Copy out every line of the listing below, character for character, without changing anything.

── Information given ──

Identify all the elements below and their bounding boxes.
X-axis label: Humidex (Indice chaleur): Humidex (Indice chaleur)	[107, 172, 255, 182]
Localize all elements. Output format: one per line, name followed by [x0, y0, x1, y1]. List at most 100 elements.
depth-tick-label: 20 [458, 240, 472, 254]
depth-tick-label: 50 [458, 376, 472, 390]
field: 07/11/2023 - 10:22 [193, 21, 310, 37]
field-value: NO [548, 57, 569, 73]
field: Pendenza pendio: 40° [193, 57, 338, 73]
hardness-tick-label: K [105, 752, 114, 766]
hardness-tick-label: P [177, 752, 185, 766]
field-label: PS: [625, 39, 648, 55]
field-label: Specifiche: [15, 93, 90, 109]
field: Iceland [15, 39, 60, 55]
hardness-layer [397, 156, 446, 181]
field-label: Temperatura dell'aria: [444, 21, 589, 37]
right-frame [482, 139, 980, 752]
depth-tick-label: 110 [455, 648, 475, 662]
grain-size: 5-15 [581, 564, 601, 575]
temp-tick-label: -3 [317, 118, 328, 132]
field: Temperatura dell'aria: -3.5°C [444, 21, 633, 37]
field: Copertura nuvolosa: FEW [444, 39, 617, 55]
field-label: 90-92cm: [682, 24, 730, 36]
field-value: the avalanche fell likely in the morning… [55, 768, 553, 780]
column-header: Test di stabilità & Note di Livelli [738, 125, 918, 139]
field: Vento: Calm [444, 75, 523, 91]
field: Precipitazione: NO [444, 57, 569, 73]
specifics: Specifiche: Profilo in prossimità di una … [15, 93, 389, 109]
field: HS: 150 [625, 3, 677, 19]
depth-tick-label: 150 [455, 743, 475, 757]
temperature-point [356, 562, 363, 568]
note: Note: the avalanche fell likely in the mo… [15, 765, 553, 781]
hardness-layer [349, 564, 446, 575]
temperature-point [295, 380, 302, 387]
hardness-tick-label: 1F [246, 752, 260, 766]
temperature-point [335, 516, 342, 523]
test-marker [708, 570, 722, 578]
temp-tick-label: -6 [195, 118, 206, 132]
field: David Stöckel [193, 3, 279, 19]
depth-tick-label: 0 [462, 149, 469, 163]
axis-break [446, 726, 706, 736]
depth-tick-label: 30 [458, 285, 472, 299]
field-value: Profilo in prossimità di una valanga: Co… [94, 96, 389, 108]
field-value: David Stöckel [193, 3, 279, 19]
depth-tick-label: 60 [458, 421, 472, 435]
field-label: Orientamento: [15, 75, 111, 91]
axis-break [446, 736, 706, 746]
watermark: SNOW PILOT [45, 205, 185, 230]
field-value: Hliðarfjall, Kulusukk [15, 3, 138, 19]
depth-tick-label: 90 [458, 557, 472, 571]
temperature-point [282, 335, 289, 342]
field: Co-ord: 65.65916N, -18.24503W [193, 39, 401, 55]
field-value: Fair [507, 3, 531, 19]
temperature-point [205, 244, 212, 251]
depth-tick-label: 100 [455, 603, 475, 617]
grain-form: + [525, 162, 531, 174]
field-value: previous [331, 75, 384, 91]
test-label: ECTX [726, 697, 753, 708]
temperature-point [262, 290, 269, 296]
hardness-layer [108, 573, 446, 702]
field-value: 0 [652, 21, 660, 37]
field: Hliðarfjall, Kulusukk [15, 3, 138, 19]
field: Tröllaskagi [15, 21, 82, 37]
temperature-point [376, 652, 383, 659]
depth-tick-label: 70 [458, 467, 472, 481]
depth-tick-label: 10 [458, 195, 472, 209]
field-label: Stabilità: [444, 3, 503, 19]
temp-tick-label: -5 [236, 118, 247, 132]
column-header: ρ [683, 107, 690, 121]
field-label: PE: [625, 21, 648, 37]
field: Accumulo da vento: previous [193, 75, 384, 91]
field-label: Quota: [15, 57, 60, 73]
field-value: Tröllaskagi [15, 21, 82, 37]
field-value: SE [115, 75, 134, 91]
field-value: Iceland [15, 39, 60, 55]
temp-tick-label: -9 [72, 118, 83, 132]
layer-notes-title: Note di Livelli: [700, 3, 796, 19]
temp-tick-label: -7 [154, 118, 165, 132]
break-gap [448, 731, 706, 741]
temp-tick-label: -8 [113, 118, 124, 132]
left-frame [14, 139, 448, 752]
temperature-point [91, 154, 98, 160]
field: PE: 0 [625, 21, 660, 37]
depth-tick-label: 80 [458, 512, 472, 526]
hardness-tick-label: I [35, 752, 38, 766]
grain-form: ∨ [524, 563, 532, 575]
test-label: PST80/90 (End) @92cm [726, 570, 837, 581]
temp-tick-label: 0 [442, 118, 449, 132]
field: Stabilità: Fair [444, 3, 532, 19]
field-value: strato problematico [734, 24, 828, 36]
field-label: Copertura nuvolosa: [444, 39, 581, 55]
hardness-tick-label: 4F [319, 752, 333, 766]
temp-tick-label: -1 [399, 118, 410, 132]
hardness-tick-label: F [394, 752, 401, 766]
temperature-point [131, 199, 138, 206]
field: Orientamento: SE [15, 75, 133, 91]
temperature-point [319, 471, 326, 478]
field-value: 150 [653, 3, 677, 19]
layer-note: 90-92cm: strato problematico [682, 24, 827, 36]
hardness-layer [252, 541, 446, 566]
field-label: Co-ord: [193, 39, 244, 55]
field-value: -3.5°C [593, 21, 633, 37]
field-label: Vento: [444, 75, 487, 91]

───

-- Task solution --
Identify all the elements below and their bounding boxes.
X-axis label: Humidex (Indice chaleur): Humidex (Indice chaleur)	[107, 172, 255, 182]
Localize all elements. Output format: one per line, name followed by [x0, y0, x1, y1]. List at most 100 elements.
depth-tick-label: 20 [458, 240, 472, 254]
depth-tick-label: 50 [458, 376, 472, 390]
field: 07/11/2023 - 10:22 [193, 21, 310, 37]
field-value: NO [548, 57, 569, 73]
field: Pendenza pendio: 40° [193, 57, 338, 73]
hardness-tick-label: K [105, 752, 114, 766]
hardness-tick-label: P [177, 752, 185, 766]
field-label: PS: [625, 39, 648, 55]
field-label: Specifiche: [15, 93, 90, 109]
field: Iceland [15, 39, 60, 55]
hardness-layer [397, 156, 446, 181]
field-label: Temperatura dell'aria: [444, 21, 589, 37]
right-frame [482, 139, 980, 752]
depth-tick-label: 110 [455, 648, 475, 662]
grain-size: 5-15 [581, 564, 601, 575]
temp-tick-label: -3 [317, 118, 328, 132]
field: Temperatura dell'aria: -3.5°C [444, 21, 633, 37]
field: Copertura nuvolosa: FEW [444, 39, 617, 55]
field-label: 90-92cm: [682, 24, 730, 36]
field-value: the avalanche fell likely in the morning… [55, 768, 553, 780]
column-header: Test di stabilità & Note di Livelli [738, 125, 918, 139]
field: Vento: Calm [444, 75, 523, 91]
field: Precipitazione: NO [444, 57, 569, 73]
specifics: Specifiche: Profilo in prossimità di una … [15, 93, 389, 109]
field: HS: 150 [625, 3, 677, 19]
depth-tick-label: 150 [455, 743, 475, 757]
temperature-point [356, 562, 363, 568]
note: Note: the avalanche fell likely in the mo… [15, 765, 553, 781]
hardness-layer [349, 564, 446, 575]
temperature-point [295, 380, 302, 387]
hardness-tick-label: 1F [246, 752, 260, 766]
temperature-point [335, 516, 342, 523]
test-marker [708, 570, 722, 578]
temp-tick-label: -6 [195, 118, 206, 132]
field: David Stöckel [193, 3, 279, 19]
depth-tick-label: 0 [462, 149, 469, 163]
axis-break [446, 726, 706, 736]
depth-tick-label: 30 [458, 285, 472, 299]
field-value: Profilo in prossimità di una valanga: Co… [94, 96, 389, 108]
field-value: David Stöckel [193, 3, 279, 19]
depth-tick-label: 60 [458, 421, 472, 435]
field-label: Orientamento: [15, 75, 111, 91]
axis-break [446, 736, 706, 746]
watermark: SNOW PILOT [45, 205, 185, 230]
field-value: Hliðarfjall, Kulusukk [15, 3, 138, 19]
depth-tick-label: 90 [458, 557, 472, 571]
temperature-point [282, 335, 289, 342]
field: Co-ord: 65.65916N, -18.24503W [193, 39, 401, 55]
field-value: Fair [507, 3, 531, 19]
temperature-point [205, 244, 212, 251]
depth-tick-label: 100 [455, 603, 475, 617]
grain-form: + [525, 162, 531, 174]
field-value: previous [331, 75, 384, 91]
test-label: ECTX [726, 697, 753, 708]
temperature-point [262, 290, 269, 296]
hardness-layer [108, 573, 446, 702]
field-value: 0 [652, 21, 660, 37]
field: Hliðarfjall, Kulusukk [15, 3, 138, 19]
field: Tröllaskagi [15, 21, 82, 37]
temperature-point [376, 652, 383, 659]
depth-tick-label: 70 [458, 467, 472, 481]
depth-tick-label: 10 [458, 195, 472, 209]
field-label: Stabilità: [444, 3, 503, 19]
temp-tick-label: -5 [236, 118, 247, 132]
column-header: ρ [683, 107, 690, 121]
field-label: PE: [625, 21, 648, 37]
field: Accumulo da vento: previous [193, 75, 384, 91]
field-label: Quota: [15, 57, 60, 73]
field-value: Tröllaskagi [15, 21, 82, 37]
field-value: SE [115, 75, 134, 91]
field-value: Iceland [15, 39, 60, 55]
temp-tick-label: -9 [72, 118, 83, 132]
layer-notes-title: Note di Livelli: [700, 3, 796, 19]
temp-tick-label: -7 [154, 118, 165, 132]
break-gap [448, 731, 706, 741]
temp-tick-label: -8 [113, 118, 124, 132]
left-frame [14, 139, 448, 752]
temperature-point [91, 154, 98, 160]
field: PE: 0 [625, 21, 660, 37]
depth-tick-label: 80 [458, 512, 472, 526]
hardness-tick-label: I [35, 752, 38, 766]
grain-form: ∨ [524, 563, 532, 575]
test-label: PST80/90 (End) @92cm [726, 570, 837, 581]
temp-tick-label: 0 [442, 118, 449, 132]
field: Stabilità: Fair [444, 3, 532, 19]
field-value: strato problematico [734, 24, 828, 36]
field-label: Copertura nuvolosa: [444, 39, 581, 55]
hardness-tick-label: 4F [319, 752, 333, 766]
temp-tick-label: -1 [399, 118, 410, 132]
hardness-tick-label: F [394, 752, 401, 766]
temperature-point [131, 199, 138, 206]
field: Orientamento: SE [15, 75, 133, 91]
temperature-point [319, 471, 326, 478]
field-value: 150 [653, 3, 677, 19]
layer-note: 90-92cm: strato problematico [682, 24, 827, 36]
hardness-layer [252, 541, 446, 566]
field-label: Co-ord: [193, 39, 244, 55]
field-value: -3.5°C [593, 21, 633, 37]
field-label: Vento: [444, 75, 487, 91]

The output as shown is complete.